▶ [Task goal] Could you write out every entry exactly as it stands?

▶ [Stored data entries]
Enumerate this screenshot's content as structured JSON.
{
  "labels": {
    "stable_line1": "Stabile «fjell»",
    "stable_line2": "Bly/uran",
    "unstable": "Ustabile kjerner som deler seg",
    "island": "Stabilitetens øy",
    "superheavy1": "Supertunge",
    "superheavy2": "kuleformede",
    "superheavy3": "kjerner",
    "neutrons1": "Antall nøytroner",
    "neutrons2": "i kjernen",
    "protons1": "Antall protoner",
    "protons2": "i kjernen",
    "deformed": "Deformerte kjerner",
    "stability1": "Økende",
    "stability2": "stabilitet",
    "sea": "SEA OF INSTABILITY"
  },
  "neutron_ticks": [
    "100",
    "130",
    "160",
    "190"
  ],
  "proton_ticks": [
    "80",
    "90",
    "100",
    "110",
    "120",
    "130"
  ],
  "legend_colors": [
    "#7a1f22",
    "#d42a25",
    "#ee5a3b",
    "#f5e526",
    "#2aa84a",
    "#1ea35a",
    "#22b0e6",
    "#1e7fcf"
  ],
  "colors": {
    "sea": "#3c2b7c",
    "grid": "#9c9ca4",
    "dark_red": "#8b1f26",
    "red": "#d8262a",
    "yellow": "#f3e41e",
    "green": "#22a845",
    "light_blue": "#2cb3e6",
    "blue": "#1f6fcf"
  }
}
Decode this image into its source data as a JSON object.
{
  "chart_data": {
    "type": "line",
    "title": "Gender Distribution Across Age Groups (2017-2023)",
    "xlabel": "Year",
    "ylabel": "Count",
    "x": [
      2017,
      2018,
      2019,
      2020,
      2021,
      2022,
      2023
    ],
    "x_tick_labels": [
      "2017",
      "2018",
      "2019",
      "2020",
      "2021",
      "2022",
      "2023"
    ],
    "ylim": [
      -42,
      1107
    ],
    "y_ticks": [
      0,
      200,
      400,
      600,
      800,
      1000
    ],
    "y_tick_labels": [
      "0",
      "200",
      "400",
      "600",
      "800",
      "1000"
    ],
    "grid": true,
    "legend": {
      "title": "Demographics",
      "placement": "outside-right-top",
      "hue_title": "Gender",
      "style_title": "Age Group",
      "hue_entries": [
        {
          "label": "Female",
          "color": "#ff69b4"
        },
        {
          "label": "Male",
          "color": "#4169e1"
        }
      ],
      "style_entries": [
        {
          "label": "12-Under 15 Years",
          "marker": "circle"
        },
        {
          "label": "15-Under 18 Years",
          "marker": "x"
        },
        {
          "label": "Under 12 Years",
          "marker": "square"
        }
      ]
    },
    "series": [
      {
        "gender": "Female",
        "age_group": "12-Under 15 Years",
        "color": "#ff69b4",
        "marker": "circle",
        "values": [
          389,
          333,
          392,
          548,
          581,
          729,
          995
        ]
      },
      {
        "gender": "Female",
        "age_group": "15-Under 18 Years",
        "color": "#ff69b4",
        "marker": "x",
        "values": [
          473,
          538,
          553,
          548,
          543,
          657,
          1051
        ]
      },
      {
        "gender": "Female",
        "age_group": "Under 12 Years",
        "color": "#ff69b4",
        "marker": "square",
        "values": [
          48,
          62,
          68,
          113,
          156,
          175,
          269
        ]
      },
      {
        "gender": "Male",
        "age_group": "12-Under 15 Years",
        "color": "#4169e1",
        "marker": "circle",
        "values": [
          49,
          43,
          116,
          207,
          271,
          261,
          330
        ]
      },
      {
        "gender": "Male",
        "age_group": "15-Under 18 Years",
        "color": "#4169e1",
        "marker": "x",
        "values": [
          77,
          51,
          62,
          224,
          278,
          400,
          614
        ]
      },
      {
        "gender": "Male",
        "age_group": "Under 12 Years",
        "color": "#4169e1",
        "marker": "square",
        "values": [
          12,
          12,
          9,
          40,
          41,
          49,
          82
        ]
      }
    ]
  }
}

▶ [Exercise solution]
Enumerate this screenshot's content as structured JSON.
{
  "labels": {
    "stable_line1": "Stabile «fjell»",
    "stable_line2": "Bly/uran",
    "unstable": "Ustabile kjerner som deler seg",
    "island": "Stabilitetens øy",
    "superheavy1": "Supertunge",
    "superheavy2": "kuleformede",
    "superheavy3": "kjerner",
    "neutrons1": "Antall nøytroner",
    "neutrons2": "i kjernen",
    "protons1": "Antall protoner",
    "protons2": "i kjernen",
    "deformed": "Deformerte kjerner",
    "stability1": "Økende",
    "stability2": "stabilitet",
    "sea": "SEA OF INSTABILITY"
  },
  "neutron_ticks": [
    "100",
    "130",
    "160",
    "190"
  ],
  "proton_ticks": [
    "80",
    "90",
    "100",
    "110",
    "120",
    "130"
  ],
  "legend_colors": [
    "#7a1f22",
    "#d42a25",
    "#ee5a3b",
    "#f5e526",
    "#2aa84a",
    "#1ea35a",
    "#22b0e6",
    "#1e7fcf"
  ],
  "colors": {
    "sea": "#3c2b7c",
    "grid": "#9c9ca4",
    "dark_red": "#8b1f26",
    "red": "#d8262a",
    "yellow": "#f3e41e",
    "green": "#22a845",
    "light_blue": "#2cb3e6",
    "blue": "#1f6fcf"
  }
}
Decode this image into its source data as a JSON object.
{
  "chart_data": {
    "type": "line",
    "title": "Gender Distribution Across Age Groups (2017-2023)",
    "xlabel": "Year",
    "ylabel": "Count",
    "x": [
      2017,
      2018,
      2019,
      2020,
      2021,
      2022,
      2023
    ],
    "x_tick_labels": [
      "2017",
      "2018",
      "2019",
      "2020",
      "2021",
      "2022",
      "2023"
    ],
    "ylim": [
      -42,
      1107
    ],
    "y_ticks": [
      0,
      200,
      400,
      600,
      800,
      1000
    ],
    "y_tick_labels": [
      "0",
      "200",
      "400",
      "600",
      "800",
      "1000"
    ],
    "grid": true,
    "legend": {
      "title": "Demographics",
      "placement": "outside-right-top",
      "hue_title": "Gender",
      "style_title": "Age Group",
      "hue_entries": [
        {
          "label": "Female",
          "color": "#ff69b4"
        },
        {
          "label": "Male",
          "color": "#4169e1"
        }
      ],
      "style_entries": [
        {
          "label": "12-Under 15 Years",
          "marker": "circle"
        },
        {
          "label": "15-Under 18 Years",
          "marker": "x"
        },
        {
          "label": "Under 12 Years",
          "marker": "square"
        }
      ]
    },
    "series": [
      {
        "gender": "Female",
        "age_group": "12-Under 15 Years",
        "color": "#ff69b4",
        "marker": "circle",
        "values": [
          389,
          333,
          392,
          548,
          581,
          729,
          995
        ]
      },
      {
        "gender": "Female",
        "age_group": "15-Under 18 Years",
        "color": "#ff69b4",
        "marker": "x",
        "values": [
          473,
          538,
          553,
          548,
          543,
          657,
          1051
        ]
      },
      {
        "gender": "Female",
        "age_group": "Under 12 Years",
        "color": "#ff69b4",
        "marker": "square",
        "values": [
          48,
          62,
          68,
          113,
          156,
          175,
          269
        ]
      },
      {
        "gender": "Male",
        "age_group": "12-Under 15 Years",
        "color": "#4169e1",
        "marker": "circle",
        "values": [
          49,
          43,
          116,
          207,
          271,
          261,
          330
        ]
      },
      {
        "gender": "Male",
        "age_group": "15-Under 18 Years",
        "color": "#4169e1",
        "marker": "x",
        "values": [
          77,
          51,
          62,
          224,
          278,
          400,
          614
        ]
      },
      {
        "gender": "Male",
        "age_group": "Under 12 Years",
        "color": "#4169e1",
        "marker": "square",
        "values": [
          12,
          12,
          9,
          40,
          41,
          49,
          82
        ]
      }
    ]
  }
}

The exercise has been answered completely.